STATED EXERCISE
Write out the whole listing, matching it exactly.
--- START ---
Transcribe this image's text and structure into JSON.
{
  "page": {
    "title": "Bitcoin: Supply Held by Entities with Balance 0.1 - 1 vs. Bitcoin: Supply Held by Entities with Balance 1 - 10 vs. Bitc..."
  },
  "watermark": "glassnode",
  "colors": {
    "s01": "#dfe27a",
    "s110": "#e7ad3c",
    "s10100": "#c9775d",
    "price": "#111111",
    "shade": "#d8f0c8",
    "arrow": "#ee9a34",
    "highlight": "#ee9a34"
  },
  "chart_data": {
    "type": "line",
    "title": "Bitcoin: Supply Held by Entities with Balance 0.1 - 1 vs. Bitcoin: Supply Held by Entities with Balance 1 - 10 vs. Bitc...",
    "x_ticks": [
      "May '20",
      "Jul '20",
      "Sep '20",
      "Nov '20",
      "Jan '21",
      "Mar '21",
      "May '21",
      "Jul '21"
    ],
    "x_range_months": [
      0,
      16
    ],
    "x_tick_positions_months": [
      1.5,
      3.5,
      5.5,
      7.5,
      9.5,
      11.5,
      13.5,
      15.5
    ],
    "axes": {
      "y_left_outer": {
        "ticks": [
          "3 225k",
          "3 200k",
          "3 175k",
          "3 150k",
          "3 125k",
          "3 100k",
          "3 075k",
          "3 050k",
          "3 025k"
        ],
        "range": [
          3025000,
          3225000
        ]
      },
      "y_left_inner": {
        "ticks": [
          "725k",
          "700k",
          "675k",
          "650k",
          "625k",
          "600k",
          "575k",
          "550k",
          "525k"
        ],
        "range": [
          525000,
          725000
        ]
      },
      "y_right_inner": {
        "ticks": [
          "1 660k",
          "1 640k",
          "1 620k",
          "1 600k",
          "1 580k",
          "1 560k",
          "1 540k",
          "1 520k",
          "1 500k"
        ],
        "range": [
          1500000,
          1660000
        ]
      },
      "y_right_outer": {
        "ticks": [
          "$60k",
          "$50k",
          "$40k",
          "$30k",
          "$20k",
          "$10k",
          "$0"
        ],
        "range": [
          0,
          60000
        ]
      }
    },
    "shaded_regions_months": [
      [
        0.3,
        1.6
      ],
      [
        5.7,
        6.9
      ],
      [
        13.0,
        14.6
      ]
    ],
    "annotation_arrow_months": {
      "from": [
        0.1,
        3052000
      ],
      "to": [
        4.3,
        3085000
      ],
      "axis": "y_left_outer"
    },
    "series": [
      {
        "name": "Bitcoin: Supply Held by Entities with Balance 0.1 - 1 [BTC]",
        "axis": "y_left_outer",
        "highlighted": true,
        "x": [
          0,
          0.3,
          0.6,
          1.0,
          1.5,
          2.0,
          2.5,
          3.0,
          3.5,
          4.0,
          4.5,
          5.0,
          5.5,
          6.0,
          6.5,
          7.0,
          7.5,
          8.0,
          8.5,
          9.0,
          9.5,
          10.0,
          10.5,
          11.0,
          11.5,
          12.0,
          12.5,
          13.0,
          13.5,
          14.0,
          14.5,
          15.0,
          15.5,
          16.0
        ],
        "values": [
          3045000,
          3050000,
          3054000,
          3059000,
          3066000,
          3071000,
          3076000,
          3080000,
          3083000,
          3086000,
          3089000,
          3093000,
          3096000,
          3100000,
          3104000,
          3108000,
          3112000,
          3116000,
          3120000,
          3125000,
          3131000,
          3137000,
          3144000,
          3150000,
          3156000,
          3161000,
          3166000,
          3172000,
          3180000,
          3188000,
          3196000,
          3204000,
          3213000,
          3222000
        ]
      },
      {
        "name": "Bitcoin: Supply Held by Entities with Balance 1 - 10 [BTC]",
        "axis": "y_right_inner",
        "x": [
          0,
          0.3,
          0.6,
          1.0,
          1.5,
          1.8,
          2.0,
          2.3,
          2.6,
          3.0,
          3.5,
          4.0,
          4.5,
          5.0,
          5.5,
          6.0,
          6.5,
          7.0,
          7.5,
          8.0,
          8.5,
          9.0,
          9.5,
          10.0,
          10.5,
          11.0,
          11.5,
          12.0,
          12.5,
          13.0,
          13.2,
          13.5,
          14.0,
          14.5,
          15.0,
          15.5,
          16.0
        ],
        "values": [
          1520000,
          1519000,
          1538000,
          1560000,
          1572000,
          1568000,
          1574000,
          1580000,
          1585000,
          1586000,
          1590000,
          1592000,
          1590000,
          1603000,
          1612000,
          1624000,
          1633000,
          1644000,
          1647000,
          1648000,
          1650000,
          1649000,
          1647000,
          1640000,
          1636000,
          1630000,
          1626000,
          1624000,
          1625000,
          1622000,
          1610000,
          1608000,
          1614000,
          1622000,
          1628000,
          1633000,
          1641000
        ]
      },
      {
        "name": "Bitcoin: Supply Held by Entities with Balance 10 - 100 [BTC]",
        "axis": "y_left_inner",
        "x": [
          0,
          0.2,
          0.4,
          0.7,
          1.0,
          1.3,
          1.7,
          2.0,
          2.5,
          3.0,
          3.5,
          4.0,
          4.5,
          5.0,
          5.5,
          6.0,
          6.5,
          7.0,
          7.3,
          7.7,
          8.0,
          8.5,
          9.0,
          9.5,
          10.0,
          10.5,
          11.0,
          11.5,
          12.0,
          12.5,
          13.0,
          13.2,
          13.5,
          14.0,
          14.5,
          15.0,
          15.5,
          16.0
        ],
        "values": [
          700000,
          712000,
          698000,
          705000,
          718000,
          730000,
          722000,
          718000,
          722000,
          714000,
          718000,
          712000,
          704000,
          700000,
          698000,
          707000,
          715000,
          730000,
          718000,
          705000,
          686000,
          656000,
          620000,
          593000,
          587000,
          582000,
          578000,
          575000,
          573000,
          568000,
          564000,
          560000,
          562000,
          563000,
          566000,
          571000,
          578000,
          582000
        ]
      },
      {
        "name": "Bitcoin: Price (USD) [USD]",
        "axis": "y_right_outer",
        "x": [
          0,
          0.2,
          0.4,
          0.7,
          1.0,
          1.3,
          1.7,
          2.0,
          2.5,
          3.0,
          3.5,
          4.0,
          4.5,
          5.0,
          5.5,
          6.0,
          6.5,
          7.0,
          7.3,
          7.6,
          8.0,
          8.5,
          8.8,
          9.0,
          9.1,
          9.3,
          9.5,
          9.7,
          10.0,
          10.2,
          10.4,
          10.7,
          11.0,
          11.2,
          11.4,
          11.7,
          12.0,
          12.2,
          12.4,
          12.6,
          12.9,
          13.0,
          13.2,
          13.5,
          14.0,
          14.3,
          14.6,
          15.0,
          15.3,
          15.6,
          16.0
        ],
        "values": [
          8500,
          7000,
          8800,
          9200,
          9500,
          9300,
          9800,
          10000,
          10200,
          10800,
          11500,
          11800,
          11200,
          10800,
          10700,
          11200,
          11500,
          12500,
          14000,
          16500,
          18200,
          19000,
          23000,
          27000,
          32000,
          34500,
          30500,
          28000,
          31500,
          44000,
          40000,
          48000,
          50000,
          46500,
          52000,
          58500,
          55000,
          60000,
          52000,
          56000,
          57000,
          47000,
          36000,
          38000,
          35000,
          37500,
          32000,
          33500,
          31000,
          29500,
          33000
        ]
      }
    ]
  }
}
--- END ---
WORKED ANSWER
Transcribe this image's text and structure into JSON.
{
  "page": {
    "title": "Bitcoin: Supply Held by Entities with Balance 0.1 - 1 vs. Bitcoin: Supply Held by Entities with Balance 1 - 10 vs. Bitc..."
  },
  "watermark": "glassnode",
  "colors": {
    "s01": "#dfe27a",
    "s110": "#e7ad3c",
    "s10100": "#c9775d",
    "price": "#111111",
    "shade": "#d8f0c8",
    "arrow": "#ee9a34",
    "highlight": "#ee9a34"
  },
  "chart_data": {
    "type": "line",
    "title": "Bitcoin: Supply Held by Entities with Balance 0.1 - 1 vs. Bitcoin: Supply Held by Entities with Balance 1 - 10 vs. Bitc...",
    "x_ticks": [
      "May '20",
      "Jul '20",
      "Sep '20",
      "Nov '20",
      "Jan '21",
      "Mar '21",
      "May '21",
      "Jul '21"
    ],
    "x_range_months": [
      0,
      16
    ],
    "x_tick_positions_months": [
      1.5,
      3.5,
      5.5,
      7.5,
      9.5,
      11.5,
      13.5,
      15.5
    ],
    "axes": {
      "y_left_outer": {
        "ticks": [
          "3 225k",
          "3 200k",
          "3 175k",
          "3 150k",
          "3 125k",
          "3 100k",
          "3 075k",
          "3 050k",
          "3 025k"
        ],
        "range": [
          3025000,
          3225000
        ]
      },
      "y_left_inner": {
        "ticks": [
          "725k",
          "700k",
          "675k",
          "650k",
          "625k",
          "600k",
          "575k",
          "550k",
          "525k"
        ],
        "range": [
          525000,
          725000
        ]
      },
      "y_right_inner": {
        "ticks": [
          "1 660k",
          "1 640k",
          "1 620k",
          "1 600k",
          "1 580k",
          "1 560k",
          "1 540k",
          "1 520k",
          "1 500k"
        ],
        "range": [
          1500000,
          1660000
        ]
      },
      "y_right_outer": {
        "ticks": [
          "$60k",
          "$50k",
          "$40k",
          "$30k",
          "$20k",
          "$10k",
          "$0"
        ],
        "range": [
          0,
          60000
        ]
      }
    },
    "shaded_regions_months": [
      [
        0.3,
        1.6
      ],
      [
        5.7,
        6.9
      ],
      [
        13.0,
        14.6
      ]
    ],
    "annotation_arrow_months": {
      "from": [
        0.1,
        3052000
      ],
      "to": [
        4.3,
        3085000
      ],
      "axis": "y_left_outer"
    },
    "series": [
      {
        "name": "Bitcoin: Supply Held by Entities with Balance 0.1 - 1 [BTC]",
        "axis": "y_left_outer",
        "highlighted": true,
        "x": [
          0,
          0.3,
          0.6,
          1.0,
          1.5,
          2.0,
          2.5,
          3.0,
          3.5,
          4.0,
          4.5,
          5.0,
          5.5,
          6.0,
          6.5,
          7.0,
          7.5,
          8.0,
          8.5,
          9.0,
          9.5,
          10.0,
          10.5,
          11.0,
          11.5,
          12.0,
          12.5,
          13.0,
          13.5,
          14.0,
          14.5,
          15.0,
          15.5,
          16.0
        ],
        "values": [
          3045000,
          3050000,
          3054000,
          3059000,
          3066000,
          3071000,
          3076000,
          3080000,
          3083000,
          3086000,
          3089000,
          3093000,
          3096000,
          3100000,
          3104000,
          3108000,
          3112000,
          3116000,
          3120000,
          3125000,
          3131000,
          3137000,
          3144000,
          3150000,
          3156000,
          3161000,
          3166000,
          3172000,
          3180000,
          3188000,
          3196000,
          3204000,
          3213000,
          3222000
        ]
      },
      {
        "name": "Bitcoin: Supply Held by Entities with Balance 1 - 10 [BTC]",
        "axis": "y_right_inner",
        "x": [
          0,
          0.3,
          0.6,
          1.0,
          1.5,
          1.8,
          2.0,
          2.3,
          2.6,
          3.0,
          3.5,
          4.0,
          4.5,
          5.0,
          5.5,
          6.0,
          6.5,
          7.0,
          7.5,
          8.0,
          8.5,
          9.0,
          9.5,
          10.0,
          10.5,
          11.0,
          11.5,
          12.0,
          12.5,
          13.0,
          13.2,
          13.5,
          14.0,
          14.5,
          15.0,
          15.5,
          16.0
        ],
        "values": [
          1520000,
          1519000,
          1538000,
          1560000,
          1572000,
          1568000,
          1574000,
          1580000,
          1585000,
          1586000,
          1590000,
          1592000,
          1590000,
          1603000,
          1612000,
          1624000,
          1633000,
          1644000,
          1647000,
          1648000,
          1650000,
          1649000,
          1647000,
          1640000,
          1636000,
          1630000,
          1626000,
          1624000,
          1625000,
          1622000,
          1610000,
          1608000,
          1614000,
          1622000,
          1628000,
          1633000,
          1641000
        ]
      },
      {
        "name": "Bitcoin: Supply Held by Entities with Balance 10 - 100 [BTC]",
        "axis": "y_left_inner",
        "x": [
          0,
          0.2,
          0.4,
          0.7,
          1.0,
          1.3,
          1.7,
          2.0,
          2.5,
          3.0,
          3.5,
          4.0,
          4.5,
          5.0,
          5.5,
          6.0,
          6.5,
          7.0,
          7.3,
          7.7,
          8.0,
          8.5,
          9.0,
          9.5,
          10.0,
          10.5,
          11.0,
          11.5,
          12.0,
          12.5,
          13.0,
          13.2,
          13.5,
          14.0,
          14.5,
          15.0,
          15.5,
          16.0
        ],
        "values": [
          700000,
          712000,
          698000,
          705000,
          718000,
          730000,
          722000,
          718000,
          722000,
          714000,
          718000,
          712000,
          704000,
          700000,
          698000,
          707000,
          715000,
          730000,
          718000,
          705000,
          686000,
          656000,
          620000,
          593000,
          587000,
          582000,
          578000,
          575000,
          573000,
          568000,
          564000,
          560000,
          562000,
          563000,
          566000,
          571000,
          578000,
          582000
        ]
      },
      {
        "name": "Bitcoin: Price (USD) [USD]",
        "axis": "y_right_outer",
        "x": [
          0,
          0.2,
          0.4,
          0.7,
          1.0,
          1.3,
          1.7,
          2.0,
          2.5,
          3.0,
          3.5,
          4.0,
          4.5,
          5.0,
          5.5,
          6.0,
          6.5,
          7.0,
          7.3,
          7.6,
          8.0,
          8.5,
          8.8,
          9.0,
          9.1,
          9.3,
          9.5,
          9.7,
          10.0,
          10.2,
          10.4,
          10.7,
          11.0,
          11.2,
          11.4,
          11.7,
          12.0,
          12.2,
          12.4,
          12.6,
          12.9,
          13.0,
          13.2,
          13.5,
          14.0,
          14.3,
          14.6,
          15.0,
          15.3,
          15.6,
          16.0
        ],
        "values": [
          8500,
          7000,
          8800,
          9200,
          9500,
          9300,
          9800,
          10000,
          10200,
          10800,
          11500,
          11800,
          11200,
          10800,
          10700,
          11200,
          11500,
          12500,
          14000,
          16500,
          18200,
          19000,
          23000,
          27000,
          32000,
          34500,
          30500,
          28000,
          31500,
          44000,
          40000,
          48000,
          50000,
          46500,
          52000,
          58500,
          55000,
          60000,
          52000,
          56000,
          57000,
          47000,
          36000,
          38000,
          35000,
          37500,
          32000,
          33500,
          31000,
          29500,
          33000
        ]
      }
    ]
  }
}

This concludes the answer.